** Begin **

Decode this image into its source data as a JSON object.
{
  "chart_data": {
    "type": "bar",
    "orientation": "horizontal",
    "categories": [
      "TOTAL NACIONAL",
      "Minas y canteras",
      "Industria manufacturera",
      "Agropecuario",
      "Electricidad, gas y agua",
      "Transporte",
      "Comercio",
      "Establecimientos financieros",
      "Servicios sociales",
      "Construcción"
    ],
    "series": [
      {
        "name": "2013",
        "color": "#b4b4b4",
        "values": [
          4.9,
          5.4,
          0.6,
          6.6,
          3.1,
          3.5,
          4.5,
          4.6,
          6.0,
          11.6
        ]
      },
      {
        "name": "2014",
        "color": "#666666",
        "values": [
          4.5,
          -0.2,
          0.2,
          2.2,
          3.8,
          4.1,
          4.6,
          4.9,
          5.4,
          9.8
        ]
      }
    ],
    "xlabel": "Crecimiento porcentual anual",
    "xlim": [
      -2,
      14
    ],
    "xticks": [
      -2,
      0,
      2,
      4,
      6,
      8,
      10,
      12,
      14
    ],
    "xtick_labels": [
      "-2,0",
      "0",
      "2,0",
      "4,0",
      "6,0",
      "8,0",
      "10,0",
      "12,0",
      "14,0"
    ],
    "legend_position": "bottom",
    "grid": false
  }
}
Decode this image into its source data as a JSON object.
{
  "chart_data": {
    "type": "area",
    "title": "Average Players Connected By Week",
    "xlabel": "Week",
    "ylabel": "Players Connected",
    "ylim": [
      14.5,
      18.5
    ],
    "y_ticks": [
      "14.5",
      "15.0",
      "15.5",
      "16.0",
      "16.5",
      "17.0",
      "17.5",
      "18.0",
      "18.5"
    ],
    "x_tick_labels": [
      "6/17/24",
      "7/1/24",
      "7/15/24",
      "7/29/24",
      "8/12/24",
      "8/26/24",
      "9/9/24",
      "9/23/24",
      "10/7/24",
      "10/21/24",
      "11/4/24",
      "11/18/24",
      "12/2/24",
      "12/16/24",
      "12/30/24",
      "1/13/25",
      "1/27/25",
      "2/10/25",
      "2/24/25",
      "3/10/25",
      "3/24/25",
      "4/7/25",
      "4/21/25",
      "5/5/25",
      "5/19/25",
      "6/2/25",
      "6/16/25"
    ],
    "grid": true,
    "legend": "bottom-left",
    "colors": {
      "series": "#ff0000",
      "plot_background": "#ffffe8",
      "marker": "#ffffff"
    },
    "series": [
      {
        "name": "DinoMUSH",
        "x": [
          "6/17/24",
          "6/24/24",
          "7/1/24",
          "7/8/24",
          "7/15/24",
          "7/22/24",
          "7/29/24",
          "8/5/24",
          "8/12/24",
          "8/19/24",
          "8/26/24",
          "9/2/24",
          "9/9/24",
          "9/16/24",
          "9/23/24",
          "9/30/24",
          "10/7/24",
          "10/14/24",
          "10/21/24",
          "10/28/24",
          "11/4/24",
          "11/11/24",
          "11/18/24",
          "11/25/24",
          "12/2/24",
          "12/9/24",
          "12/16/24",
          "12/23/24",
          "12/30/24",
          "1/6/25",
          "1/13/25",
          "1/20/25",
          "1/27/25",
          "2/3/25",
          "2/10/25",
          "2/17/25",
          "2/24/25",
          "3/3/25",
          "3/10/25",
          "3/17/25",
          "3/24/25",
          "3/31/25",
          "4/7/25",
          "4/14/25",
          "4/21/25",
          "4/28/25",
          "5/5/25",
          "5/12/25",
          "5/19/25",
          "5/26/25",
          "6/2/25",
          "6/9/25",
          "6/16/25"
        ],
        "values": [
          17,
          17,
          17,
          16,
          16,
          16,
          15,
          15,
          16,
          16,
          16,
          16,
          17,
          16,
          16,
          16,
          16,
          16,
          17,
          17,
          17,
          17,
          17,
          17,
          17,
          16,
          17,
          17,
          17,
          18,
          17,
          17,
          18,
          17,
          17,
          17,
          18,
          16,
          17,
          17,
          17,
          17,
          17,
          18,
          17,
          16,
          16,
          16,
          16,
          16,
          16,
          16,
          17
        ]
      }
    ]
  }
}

** End **

[Short task] Transcribe all entries exactly as they are given.

[Solution to the problem]
Decode this image into its source data as a JSON object.
{
  "chart_data": {
    "type": "bar",
    "orientation": "horizontal",
    "categories": [
      "TOTAL NACIONAL",
      "Minas y canteras",
      "Industria manufacturera",
      "Agropecuario",
      "Electricidad, gas y agua",
      "Transporte",
      "Comercio",
      "Establecimientos financieros",
      "Servicios sociales",
      "Construcción"
    ],
    "series": [
      {
        "name": "2013",
        "color": "#b4b4b4",
        "values": [
          4.9,
          5.4,
          0.6,
          6.6,
          3.1,
          3.5,
          4.5,
          4.6,
          6.0,
          11.6
        ]
      },
      {
        "name": "2014",
        "color": "#666666",
        "values": [
          4.5,
          -0.2,
          0.2,
          2.2,
          3.8,
          4.1,
          4.6,
          4.9,
          5.4,
          9.8
        ]
      }
    ],
    "xlabel": "Crecimiento porcentual anual",
    "xlim": [
      -2,
      14
    ],
    "xticks": [
      -2,
      0,
      2,
      4,
      6,
      8,
      10,
      12,
      14
    ],
    "xtick_labels": [
      "-2,0",
      "0",
      "2,0",
      "4,0",
      "6,0",
      "8,0",
      "10,0",
      "12,0",
      "14,0"
    ],
    "legend_position": "bottom",
    "grid": false
  }
}
Decode this image into its source data as a JSON object.
{
  "chart_data": {
    "type": "area",
    "title": "Average Players Connected By Week",
    "xlabel": "Week",
    "ylabel": "Players Connected",
    "ylim": [
      14.5,
      18.5
    ],
    "y_ticks": [
      "14.5",
      "15.0",
      "15.5",
      "16.0",
      "16.5",
      "17.0",
      "17.5",
      "18.0",
      "18.5"
    ],
    "x_tick_labels": [
      "6/17/24",
      "7/1/24",
      "7/15/24",
      "7/29/24",
      "8/12/24",
      "8/26/24",
      "9/9/24",
      "9/23/24",
      "10/7/24",
      "10/21/24",
      "11/4/24",
      "11/18/24",
      "12/2/24",
      "12/16/24",
      "12/30/24",
      "1/13/25",
      "1/27/25",
      "2/10/25",
      "2/24/25",
      "3/10/25",
      "3/24/25",
      "4/7/25",
      "4/21/25",
      "5/5/25",
      "5/19/25",
      "6/2/25",
      "6/16/25"
    ],
    "grid": true,
    "legend": "bottom-left",
    "colors": {
      "series": "#ff0000",
      "plot_background": "#ffffe8",
      "marker": "#ffffff"
    },
    "series": [
      {
        "name": "DinoMUSH",
        "x": [
          "6/17/24",
          "6/24/24",
          "7/1/24",
          "7/8/24",
          "7/15/24",
          "7/22/24",
          "7/29/24",
          "8/5/24",
          "8/12/24",
          "8/19/24",
          "8/26/24",
          "9/2/24",
          "9/9/24",
          "9/16/24",
          "9/23/24",
          "9/30/24",
          "10/7/24",
          "10/14/24",
          "10/21/24",
          "10/28/24",
          "11/4/24",
          "11/11/24",
          "11/18/24",
          "11/25/24",
          "12/2/24",
          "12/9/24",
          "12/16/24",
          "12/23/24",
          "12/30/24",
          "1/6/25",
          "1/13/25",
          "1/20/25",
          "1/27/25",
          "2/3/25",
          "2/10/25",
          "2/17/25",
          "2/24/25",
          "3/3/25",
          "3/10/25",
          "3/17/25",
          "3/24/25",
          "3/31/25",
          "4/7/25",
          "4/14/25",
          "4/21/25",
          "4/28/25",
          "5/5/25",
          "5/12/25",
          "5/19/25",
          "5/26/25",
          "6/2/25",
          "6/9/25",
          "6/16/25"
        ],
        "values": [
          17,
          17,
          17,
          16,
          16,
          16,
          15,
          15,
          16,
          16,
          16,
          16,
          17,
          16,
          16,
          16,
          16,
          16,
          17,
          17,
          17,
          17,
          17,
          17,
          17,
          16,
          17,
          17,
          17,
          18,
          17,
          17,
          18,
          17,
          17,
          17,
          18,
          16,
          17,
          17,
          17,
          17,
          17,
          18,
          17,
          16,
          16,
          16,
          16,
          16,
          16,
          16,
          17
        ]
      }
    ]
  }
}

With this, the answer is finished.